[BEGIN]

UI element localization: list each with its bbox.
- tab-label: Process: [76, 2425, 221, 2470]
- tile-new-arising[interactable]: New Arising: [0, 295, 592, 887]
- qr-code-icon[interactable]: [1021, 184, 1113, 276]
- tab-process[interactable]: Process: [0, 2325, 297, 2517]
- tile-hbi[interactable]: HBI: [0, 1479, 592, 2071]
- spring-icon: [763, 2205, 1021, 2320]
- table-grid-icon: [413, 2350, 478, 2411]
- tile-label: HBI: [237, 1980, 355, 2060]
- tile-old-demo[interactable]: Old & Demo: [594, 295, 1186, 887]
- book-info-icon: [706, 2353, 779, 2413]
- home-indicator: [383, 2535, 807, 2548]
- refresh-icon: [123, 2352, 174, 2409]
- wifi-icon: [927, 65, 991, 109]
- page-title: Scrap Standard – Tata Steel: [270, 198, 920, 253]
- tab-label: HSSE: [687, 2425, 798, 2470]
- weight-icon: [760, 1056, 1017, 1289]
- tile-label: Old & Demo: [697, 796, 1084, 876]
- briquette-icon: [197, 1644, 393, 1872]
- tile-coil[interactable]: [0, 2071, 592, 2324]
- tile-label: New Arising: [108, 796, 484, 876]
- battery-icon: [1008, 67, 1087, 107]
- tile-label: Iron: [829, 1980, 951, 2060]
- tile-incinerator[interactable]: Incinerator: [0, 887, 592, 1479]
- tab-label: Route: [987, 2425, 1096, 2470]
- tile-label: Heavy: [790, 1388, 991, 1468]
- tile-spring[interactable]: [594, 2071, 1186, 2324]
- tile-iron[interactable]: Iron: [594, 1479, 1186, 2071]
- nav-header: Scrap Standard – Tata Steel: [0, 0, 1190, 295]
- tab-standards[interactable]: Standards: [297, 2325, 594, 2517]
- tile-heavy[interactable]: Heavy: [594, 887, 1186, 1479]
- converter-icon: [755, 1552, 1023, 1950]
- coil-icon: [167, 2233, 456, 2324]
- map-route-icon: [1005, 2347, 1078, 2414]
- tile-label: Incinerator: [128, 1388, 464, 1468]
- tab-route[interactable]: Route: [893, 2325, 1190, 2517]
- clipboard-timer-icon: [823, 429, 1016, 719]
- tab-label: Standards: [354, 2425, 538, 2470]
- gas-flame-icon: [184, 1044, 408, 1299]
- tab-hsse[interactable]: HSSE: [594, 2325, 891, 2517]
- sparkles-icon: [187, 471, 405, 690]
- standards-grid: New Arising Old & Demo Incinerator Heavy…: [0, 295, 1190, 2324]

[END]

PROMPT.
Rename "tile-label" to "tile-caption" in the lines starting at the beginning of the records and ending at the line that contains "- tile-spring[interactable]: [594, 2071, 1186, 2324]", and write those lines out again with nothing else changed.

EXERCISE SOLUTION.
UI element localization: list each with its bbox.
- tab-label: Process: [76, 2425, 221, 2470]
- tile-new-arising[interactable]: New Arising: [0, 295, 592, 887]
- qr-code-icon[interactable]: [1021, 184, 1113, 276]
- tab-process[interactable]: Process: [0, 2325, 297, 2517]
- tile-hbi[interactable]: HBI: [0, 1479, 592, 2071]
- spring-icon: [763, 2205, 1021, 2320]
- table-grid-icon: [413, 2350, 478, 2411]
- tile-caption: HBI: [237, 1980, 355, 2060]
- tile-old-demo[interactable]: Old & Demo: [594, 295, 1186, 887]
- book-info-icon: [706, 2353, 779, 2413]
- home-indicator: [383, 2535, 807, 2548]
- refresh-icon: [123, 2352, 174, 2409]
- wifi-icon: [927, 65, 991, 109]
- page-title: Scrap Standard – Tata Steel: [270, 198, 920, 253]
- tab-label: HSSE: [687, 2425, 798, 2470]
- weight-icon: [760, 1056, 1017, 1289]
- tile-caption: Old & Demo: [697, 796, 1084, 876]
- briquette-icon: [197, 1644, 393, 1872]
- tile-coil[interactable]: [0, 2071, 592, 2324]
- tile-caption: New Arising: [108, 796, 484, 876]
- battery-icon: [1008, 67, 1087, 107]
- tile-caption: Iron: [829, 1980, 951, 2060]
- tile-incinerator[interactable]: Incinerator: [0, 887, 592, 1479]
- tab-label: Route: [987, 2425, 1096, 2470]
- tile-caption: Heavy: [790, 1388, 991, 1468]
- tile-spring[interactable]: [594, 2071, 1186, 2324]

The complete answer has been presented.